Exercise task
Search the listing for the string "this" and copy every line that contains it.

Dataset excerpt
• • •
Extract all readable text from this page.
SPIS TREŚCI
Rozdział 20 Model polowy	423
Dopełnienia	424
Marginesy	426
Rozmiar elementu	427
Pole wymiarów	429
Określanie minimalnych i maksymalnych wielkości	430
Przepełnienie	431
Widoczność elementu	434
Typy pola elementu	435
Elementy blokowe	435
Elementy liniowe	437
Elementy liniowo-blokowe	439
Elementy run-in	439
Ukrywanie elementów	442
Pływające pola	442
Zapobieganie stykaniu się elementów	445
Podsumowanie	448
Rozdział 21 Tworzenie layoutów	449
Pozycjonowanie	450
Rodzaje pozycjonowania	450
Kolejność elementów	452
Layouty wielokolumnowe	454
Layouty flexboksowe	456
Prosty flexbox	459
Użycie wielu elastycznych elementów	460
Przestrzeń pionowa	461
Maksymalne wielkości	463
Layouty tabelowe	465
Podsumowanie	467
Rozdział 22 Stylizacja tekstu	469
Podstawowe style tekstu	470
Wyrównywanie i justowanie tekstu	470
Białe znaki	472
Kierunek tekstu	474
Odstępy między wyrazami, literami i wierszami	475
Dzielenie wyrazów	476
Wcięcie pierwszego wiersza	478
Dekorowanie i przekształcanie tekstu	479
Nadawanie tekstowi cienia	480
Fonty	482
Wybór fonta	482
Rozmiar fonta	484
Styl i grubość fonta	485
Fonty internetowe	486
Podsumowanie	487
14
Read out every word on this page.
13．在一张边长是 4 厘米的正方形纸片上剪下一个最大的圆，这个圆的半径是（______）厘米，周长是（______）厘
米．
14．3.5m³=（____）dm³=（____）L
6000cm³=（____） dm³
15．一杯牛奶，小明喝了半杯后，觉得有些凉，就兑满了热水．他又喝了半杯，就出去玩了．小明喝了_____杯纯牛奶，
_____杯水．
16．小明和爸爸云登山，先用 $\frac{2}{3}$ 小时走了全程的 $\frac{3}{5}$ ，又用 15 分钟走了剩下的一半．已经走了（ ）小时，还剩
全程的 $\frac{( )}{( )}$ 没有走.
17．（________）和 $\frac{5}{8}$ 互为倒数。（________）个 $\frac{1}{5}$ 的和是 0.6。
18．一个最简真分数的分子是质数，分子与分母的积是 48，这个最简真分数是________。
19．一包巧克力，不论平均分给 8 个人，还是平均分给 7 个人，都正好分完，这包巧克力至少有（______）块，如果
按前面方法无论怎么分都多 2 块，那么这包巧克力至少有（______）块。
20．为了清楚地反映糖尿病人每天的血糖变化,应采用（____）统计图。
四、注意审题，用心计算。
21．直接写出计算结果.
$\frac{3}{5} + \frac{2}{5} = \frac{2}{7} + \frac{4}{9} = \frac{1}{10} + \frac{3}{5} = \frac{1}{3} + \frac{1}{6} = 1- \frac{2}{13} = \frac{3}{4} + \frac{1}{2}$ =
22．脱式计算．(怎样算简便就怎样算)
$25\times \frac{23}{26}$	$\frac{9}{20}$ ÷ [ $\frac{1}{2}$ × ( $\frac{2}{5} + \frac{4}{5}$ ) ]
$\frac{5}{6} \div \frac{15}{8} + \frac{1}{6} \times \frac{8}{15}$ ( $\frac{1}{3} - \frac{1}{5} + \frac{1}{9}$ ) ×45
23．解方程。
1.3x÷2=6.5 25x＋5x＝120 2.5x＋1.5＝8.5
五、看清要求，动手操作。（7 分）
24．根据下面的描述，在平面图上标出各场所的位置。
• • •
Written reply
Extract all readable text from this page.
Read out every word on this page.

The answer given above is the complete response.